Provided records -
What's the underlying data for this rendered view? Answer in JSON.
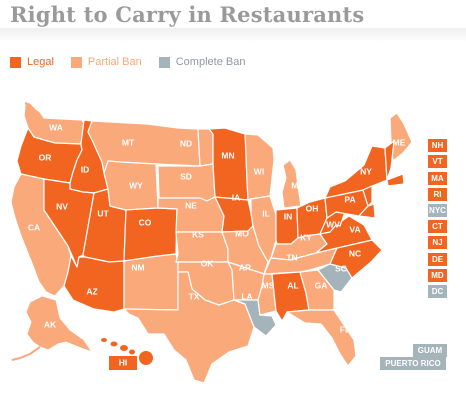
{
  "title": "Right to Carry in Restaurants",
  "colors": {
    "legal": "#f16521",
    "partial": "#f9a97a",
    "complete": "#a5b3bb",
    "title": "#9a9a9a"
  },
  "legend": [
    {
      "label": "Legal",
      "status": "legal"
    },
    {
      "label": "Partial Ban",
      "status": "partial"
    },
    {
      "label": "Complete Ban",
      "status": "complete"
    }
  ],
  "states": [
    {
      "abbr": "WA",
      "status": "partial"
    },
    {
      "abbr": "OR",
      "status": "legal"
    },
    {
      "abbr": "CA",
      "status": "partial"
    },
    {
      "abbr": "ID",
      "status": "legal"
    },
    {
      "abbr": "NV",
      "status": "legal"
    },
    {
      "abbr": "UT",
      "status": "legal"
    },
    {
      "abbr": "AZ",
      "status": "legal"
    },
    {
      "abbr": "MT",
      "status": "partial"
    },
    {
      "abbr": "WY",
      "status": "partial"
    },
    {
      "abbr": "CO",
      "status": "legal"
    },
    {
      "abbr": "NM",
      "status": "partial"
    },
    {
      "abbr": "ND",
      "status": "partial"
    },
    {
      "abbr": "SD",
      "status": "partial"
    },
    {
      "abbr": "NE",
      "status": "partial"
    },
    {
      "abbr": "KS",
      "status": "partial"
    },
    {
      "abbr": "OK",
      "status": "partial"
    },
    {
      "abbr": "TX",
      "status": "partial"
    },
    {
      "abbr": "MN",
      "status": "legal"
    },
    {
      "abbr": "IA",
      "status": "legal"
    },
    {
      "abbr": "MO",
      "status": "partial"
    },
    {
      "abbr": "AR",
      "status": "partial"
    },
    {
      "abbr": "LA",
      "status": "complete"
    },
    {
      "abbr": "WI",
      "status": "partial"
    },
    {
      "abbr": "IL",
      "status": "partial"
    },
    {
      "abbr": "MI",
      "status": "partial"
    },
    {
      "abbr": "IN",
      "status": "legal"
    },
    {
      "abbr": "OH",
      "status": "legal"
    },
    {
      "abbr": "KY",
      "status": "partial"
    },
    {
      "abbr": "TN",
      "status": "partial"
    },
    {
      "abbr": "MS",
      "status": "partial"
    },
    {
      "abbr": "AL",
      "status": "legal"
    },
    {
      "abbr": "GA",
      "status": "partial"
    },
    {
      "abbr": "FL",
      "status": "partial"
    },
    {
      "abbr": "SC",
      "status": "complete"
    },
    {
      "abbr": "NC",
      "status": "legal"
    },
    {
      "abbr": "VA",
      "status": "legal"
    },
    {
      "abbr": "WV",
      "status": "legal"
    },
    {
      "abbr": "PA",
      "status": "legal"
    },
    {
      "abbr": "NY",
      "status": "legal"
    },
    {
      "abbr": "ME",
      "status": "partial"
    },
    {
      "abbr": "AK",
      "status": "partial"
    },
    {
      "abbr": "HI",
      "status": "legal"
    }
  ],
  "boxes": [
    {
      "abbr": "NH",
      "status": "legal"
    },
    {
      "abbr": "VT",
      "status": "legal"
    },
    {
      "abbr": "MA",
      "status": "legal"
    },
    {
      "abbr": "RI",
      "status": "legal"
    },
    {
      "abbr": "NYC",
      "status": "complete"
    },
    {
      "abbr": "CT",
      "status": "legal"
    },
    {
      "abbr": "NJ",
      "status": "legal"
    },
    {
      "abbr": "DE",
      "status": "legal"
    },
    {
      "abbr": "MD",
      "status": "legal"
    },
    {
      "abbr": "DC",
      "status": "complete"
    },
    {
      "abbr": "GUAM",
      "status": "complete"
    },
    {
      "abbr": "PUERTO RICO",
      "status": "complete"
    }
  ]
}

To do -
Leave the pictures out and reproduce each record exactly as written.

Solved problem -
What's the underlying data for this rendered view? Answer in JSON.
{
  "title": "Right to Carry in Restaurants",
  "colors": {
    "legal": "#f16521",
    "partial": "#f9a97a",
    "complete": "#a5b3bb",
    "title": "#9a9a9a"
  },
  "legend": [
    {
      "label": "Legal",
      "status": "legal"
    },
    {
      "label": "Partial Ban",
      "status": "partial"
    },
    {
      "label": "Complete Ban",
      "status": "complete"
    }
  ],
  "states": [
    {
      "abbr": "WA",
      "status": "partial"
    },
    {
      "abbr": "OR",
      "status": "legal"
    },
    {
      "abbr": "CA",
      "status": "partial"
    },
    {
      "abbr": "ID",
      "status": "legal"
    },
    {
      "abbr": "NV",
      "status": "legal"
    },
    {
      "abbr": "UT",
      "status": "legal"
    },
    {
      "abbr": "AZ",
      "status": "legal"
    },
    {
      "abbr": "MT",
      "status": "partial"
    },
    {
      "abbr": "WY",
      "status": "partial"
    },
    {
      "abbr": "CO",
      "status": "legal"
    },
    {
      "abbr": "NM",
      "status": "partial"
    },
    {
      "abbr": "ND",
      "status": "partial"
    },
    {
      "abbr": "SD",
      "status": "partial"
    },
    {
      "abbr": "NE",
      "status": "partial"
    },
    {
      "abbr": "KS",
      "status": "partial"
    },
    {
      "abbr": "OK",
      "status": "partial"
    },
    {
      "abbr": "TX",
      "status": "partial"
    },
    {
      "abbr": "MN",
      "status": "legal"
    },
    {
      "abbr": "IA",
      "status": "legal"
    },
    {
      "abbr": "MO",
      "status": "partial"
    },
    {
      "abbr": "AR",
      "status": "partial"
    },
    {
      "abbr": "LA",
      "status": "complete"
    },
    {
      "abbr": "WI",
      "status": "partial"
    },
    {
      "abbr": "IL",
      "status": "partial"
    },
    {
      "abbr": "MI",
      "status": "partial"
    },
    {
      "abbr": "IN",
      "status": "legal"
    },
    {
      "abbr": "OH",
      "status": "legal"
    },
    {
      "abbr": "KY",
      "status": "partial"
    },
    {
      "abbr": "TN",
      "status": "partial"
    },
    {
      "abbr": "MS",
      "status": "partial"
    },
    {
      "abbr": "AL",
      "status": "legal"
    },
    {
      "abbr": "GA",
      "status": "partial"
    },
    {
      "abbr": "FL",
      "status": "partial"
    },
    {
      "abbr": "SC",
      "status": "complete"
    },
    {
      "abbr": "NC",
      "status": "legal"
    },
    {
      "abbr": "VA",
      "status": "legal"
    },
    {
      "abbr": "WV",
      "status": "legal"
    },
    {
      "abbr": "PA",
      "status": "legal"
    },
    {
      "abbr": "NY",
      "status": "legal"
    },
    {
      "abbr": "ME",
      "status": "partial"
    },
    {
      "abbr": "AK",
      "status": "partial"
    },
    {
      "abbr": "HI",
      "status": "legal"
    }
  ],
  "boxes": [
    {
      "abbr": "NH",
      "status": "legal"
    },
    {
      "abbr": "VT",
      "status": "legal"
    },
    {
      "abbr": "MA",
      "status": "legal"
    },
    {
      "abbr": "RI",
      "status": "legal"
    },
    {
      "abbr": "NYC",
      "status": "complete"
    },
    {
      "abbr": "CT",
      "status": "legal"
    },
    {
      "abbr": "NJ",
      "status": "legal"
    },
    {
      "abbr": "DE",
      "status": "legal"
    },
    {
      "abbr": "MD",
      "status": "legal"
    },
    {
      "abbr": "DC",
      "status": "complete"
    },
    {
      "abbr": "GUAM",
      "status": "complete"
    },
    {
      "abbr": "PUERTO RICO",
      "status": "complete"
    }
  ]
}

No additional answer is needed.